* Exercise instructions
Every entry that follows should be repeated exactly; drop the images.

* Data rows

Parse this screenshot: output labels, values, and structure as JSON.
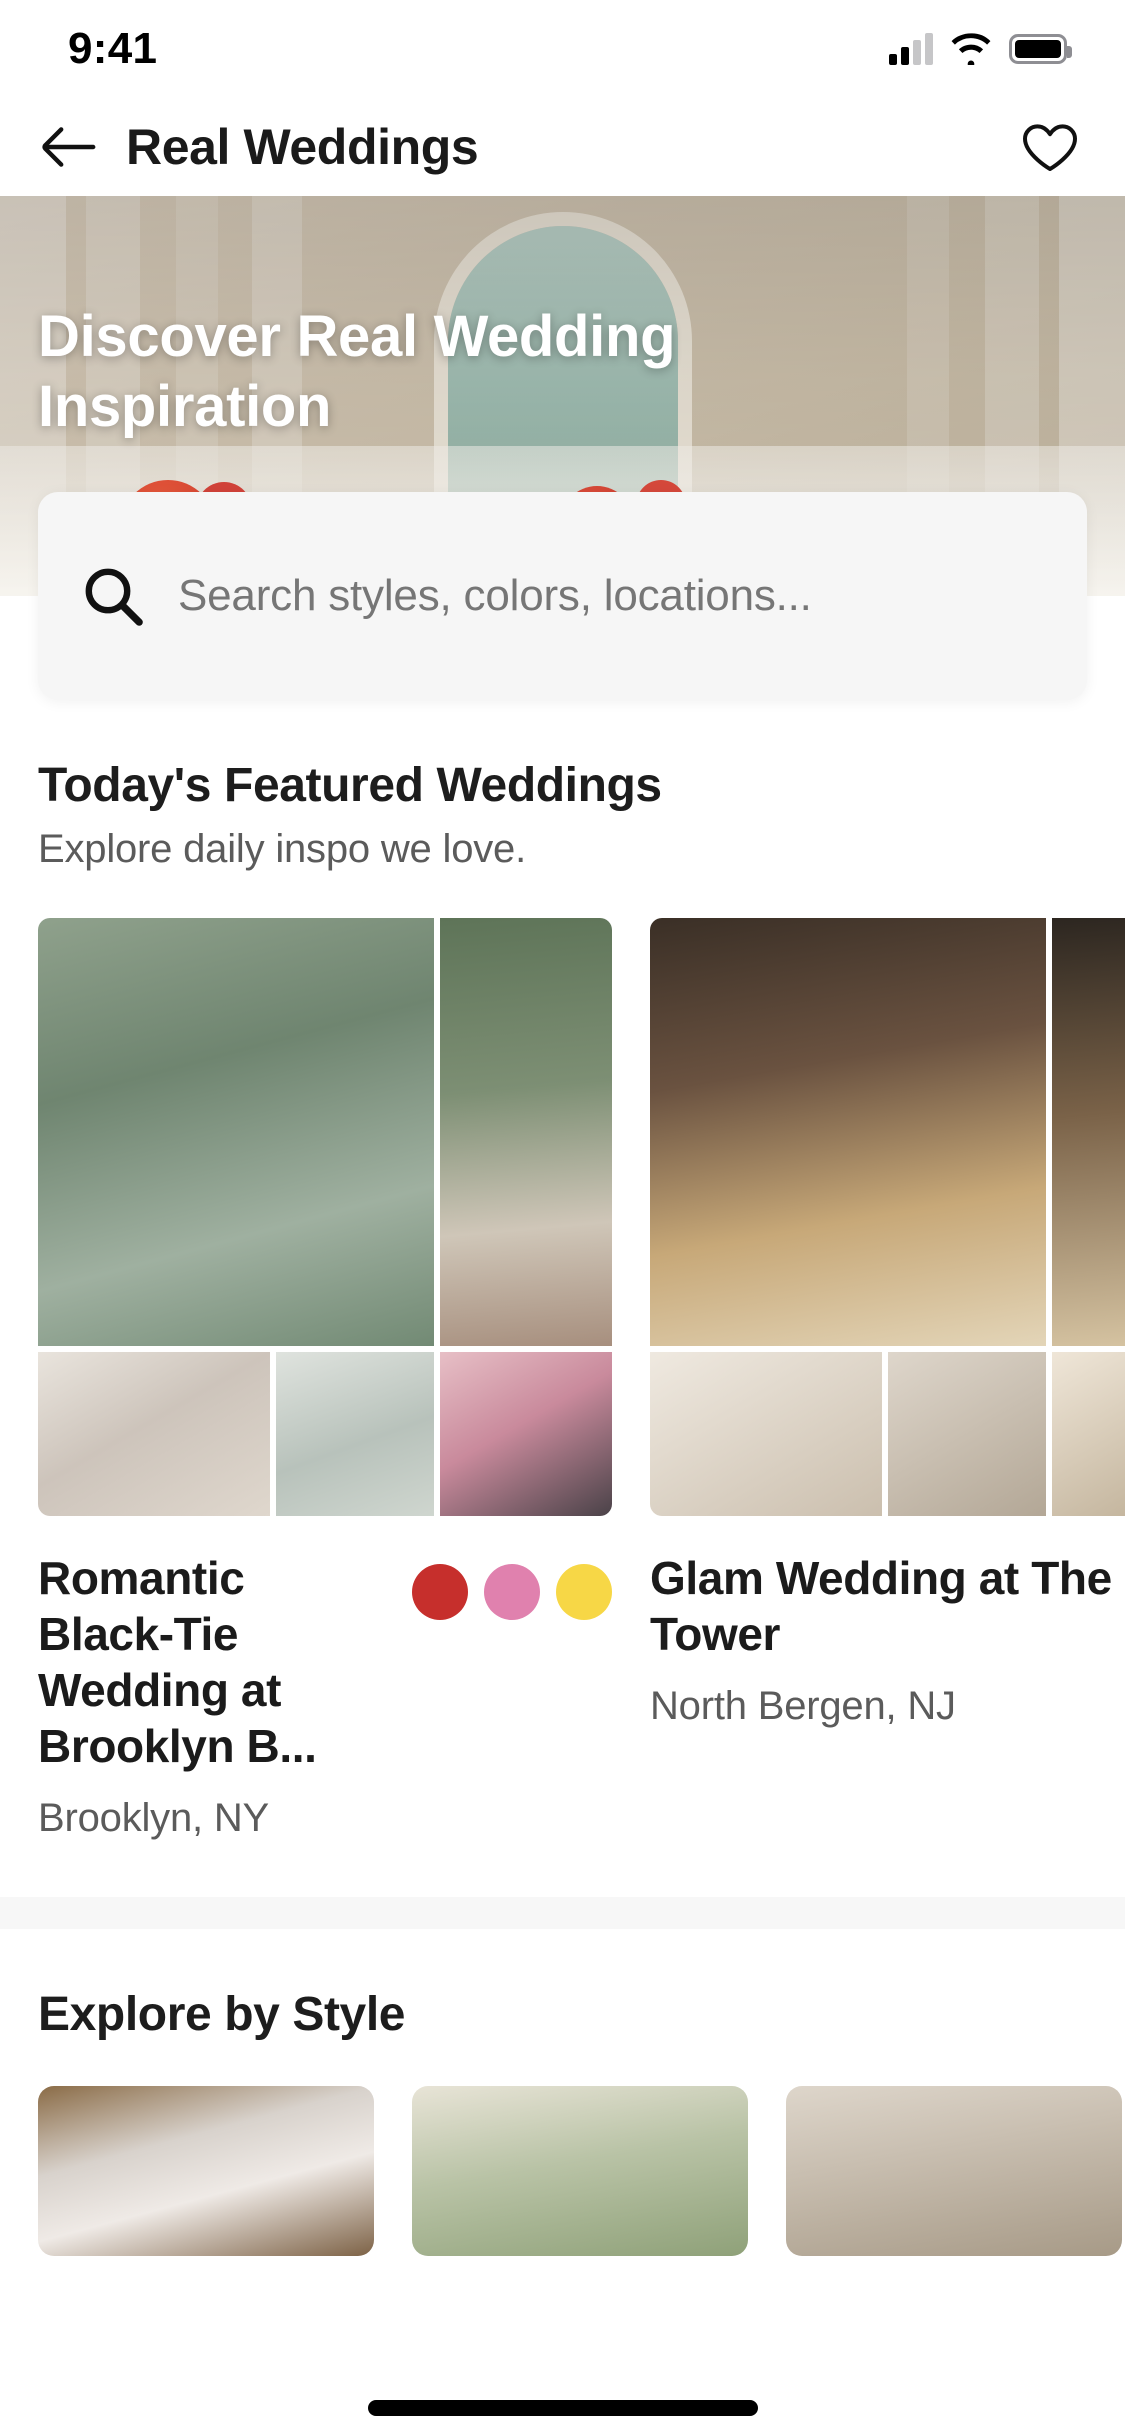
{
  "status_bar": {
    "time": "9:41",
    "signal_icon": "cellular-signal-icon",
    "wifi_icon": "wifi-icon",
    "battery_icon": "battery-icon"
  },
  "nav": {
    "back_icon": "back-arrow-icon",
    "title": "Real Weddings",
    "favorite_icon": "heart-icon"
  },
  "hero": {
    "title": "Discover Real Wedding Inspiration"
  },
  "search": {
    "icon": "search-icon",
    "placeholder": "Search styles, colors, locations...",
    "value": ""
  },
  "featured": {
    "title": "Today's Featured Weddings",
    "subtitle": "Explore daily inspo we love.",
    "cards": [
      {
        "title": "Romantic Black-Tie Wedding at Brooklyn B...",
        "location": "Brooklyn, NY",
        "colors": [
          "#C62F2C",
          "#E081AE",
          "#F7D746"
        ]
      },
      {
        "title": "Glam Wedding at The Tower",
        "title_visible": "Glam",
        "title_visible_2": "The ",
        "location_visible": "North",
        "location": "North Bergen, NJ",
        "colors": []
      }
    ]
  },
  "explore": {
    "title": "Explore by Style"
  },
  "colors": {
    "accent_red": "#C62F2C",
    "accent_pink": "#E081AE",
    "accent_yellow": "#F7D746",
    "search_bg": "#F6F6F6",
    "divider": "#F7F7F7",
    "text_primary": "#1B1B1B",
    "text_secondary": "#5B5B5B"
  }
}
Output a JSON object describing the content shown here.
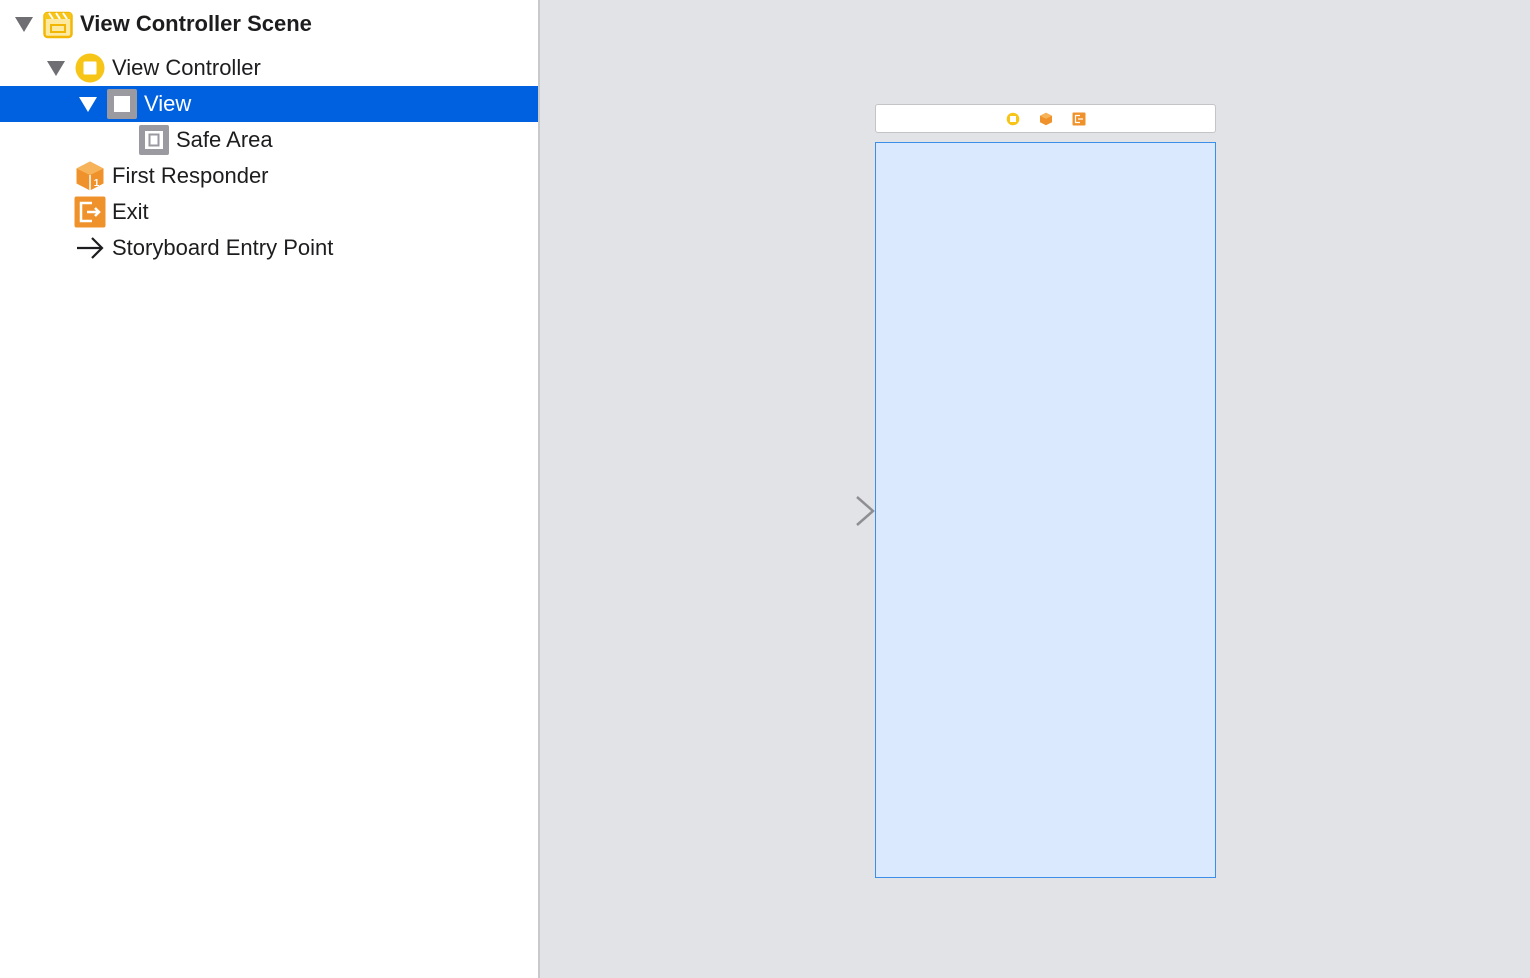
{
  "outline": {
    "items": [
      {
        "label": "View Controller Scene",
        "icon": "scene-icon",
        "expanded": true,
        "bold": true
      },
      {
        "label": "View Controller",
        "icon": "view-controller-icon",
        "expanded": true
      },
      {
        "label": "View",
        "icon": "view-icon",
        "expanded": true,
        "selected": true
      },
      {
        "label": "Safe Area",
        "icon": "safe-area-icon"
      },
      {
        "label": "First Responder",
        "icon": "first-responder-icon"
      },
      {
        "label": "Exit",
        "icon": "exit-icon"
      },
      {
        "label": "Storyboard Entry Point",
        "icon": "arrow-right-icon"
      }
    ]
  },
  "canvas": {
    "dock_icons": [
      "view-controller-icon",
      "first-responder-icon",
      "exit-icon"
    ],
    "has_entry_point_arrow": true
  },
  "colors": {
    "selection": "#0061e0",
    "canvas_background": "#e2e3e7",
    "view_fill": "#dae9fe",
    "view_border": "#3c8fe8",
    "scene_icon": "#f7c418",
    "responder_icon": "#f0922b"
  }
}
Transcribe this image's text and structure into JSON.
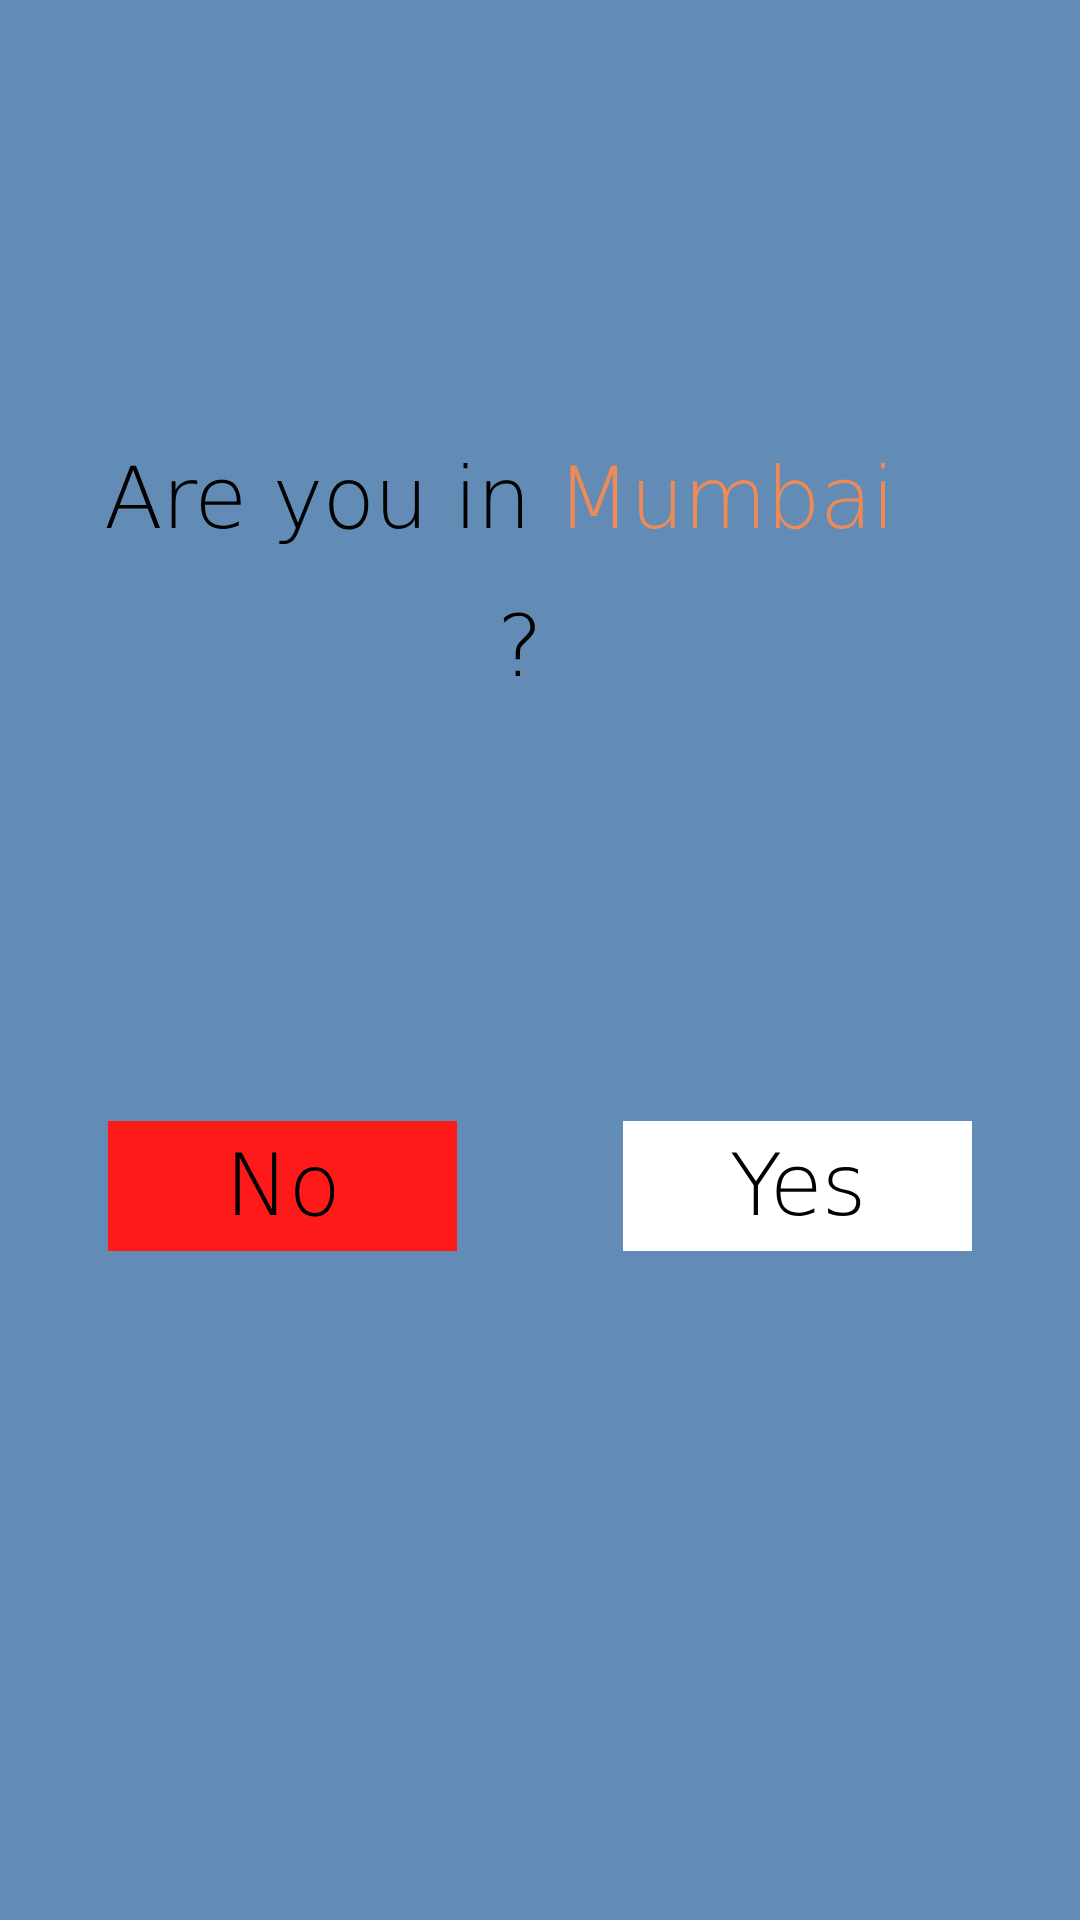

* Final answer
Parse this screenshot: output labels, values, and structure as JSON.
{
  "status_bar": {
    "time": "9:41",
    "signal_icon": "cellular-signal-icon",
    "wifi_icon": "wifi-icon",
    "battery_icon": "battery-icon"
  },
  "nav": {
    "back_icon": "back-arrow-icon",
    "title": "Real Weddings",
    "favorite_icon": "heart-icon"
  },
  "hero": {
    "title": "Discover Real Wedding Inspiration"
  },
  "search": {
    "icon": "search-icon",
    "placeholder": "Search styles, colors, locations...",
    "value": ""
  },
  "featured": {
    "title": "Today's Featured Weddings",
    "subtitle": "Explore daily inspo we love.",
    "cards": [
      {
        "title": "Romantic Black-Tie Wedding at Brooklyn B...",
        "location": "Brooklyn, NY",
        "colors": [
          "#C62F2C",
          "#E081AE",
          "#F7D746"
        ]
      },
      {
        "title": "Glam Wedding at The Tower",
        "title_visible": "Glam",
        "title_visible_2": "The ",
        "location_visible": "North",
        "location": "North Bergen, NJ",
        "colors": []
      }
    ]
  },
  "explore": {
    "title": "Explore by Style"
  },
  "colors": {
    "accent_red": "#C62F2C",
    "accent_pink": "#E081AE",
    "accent_yellow": "#F7D746",
    "search_bg": "#F6F6F6",
    "divider": "#F7F7F7",
    "text_primary": "#1B1B1B",
    "text_secondary": "#5B5B5B"
  }
}
Output a JSON object describing the content shown here.
{
  "outline": {
    "items": [
      {
        "label": "View Controller Scene",
        "icon": "scene-icon",
        "expanded": true,
        "bold": true
      },
      {
        "label": "View Controller",
        "icon": "view-controller-icon",
        "expanded": true
      },
      {
        "label": "View",
        "icon": "view-icon",
        "expanded": true,
        "selected": true
      },
      {
        "label": "Safe Area",
        "icon": "safe-area-icon"
      },
      {
        "label": "First Responder",
        "icon": "first-responder-icon"
      },
      {
        "label": "Exit",
        "icon": "exit-icon"
      },
      {
        "label": "Storyboard Entry Point",
        "icon": "arrow-right-icon"
      }
    ]
  },
  "canvas": {
    "dock_icons": [
      "view-controller-icon",
      "first-responder-icon",
      "exit-icon"
    ],
    "has_entry_point_arrow": true
  },
  "colors": {
    "selection": "#0061e0",
    "canvas_background": "#e2e3e7",
    "view_fill": "#dae9fe",
    "view_border": "#3c8fe8",
    "scene_icon": "#f7c418",
    "responder_icon": "#f0922b"
  }
}
Transcribe this image's text and structure into JSON.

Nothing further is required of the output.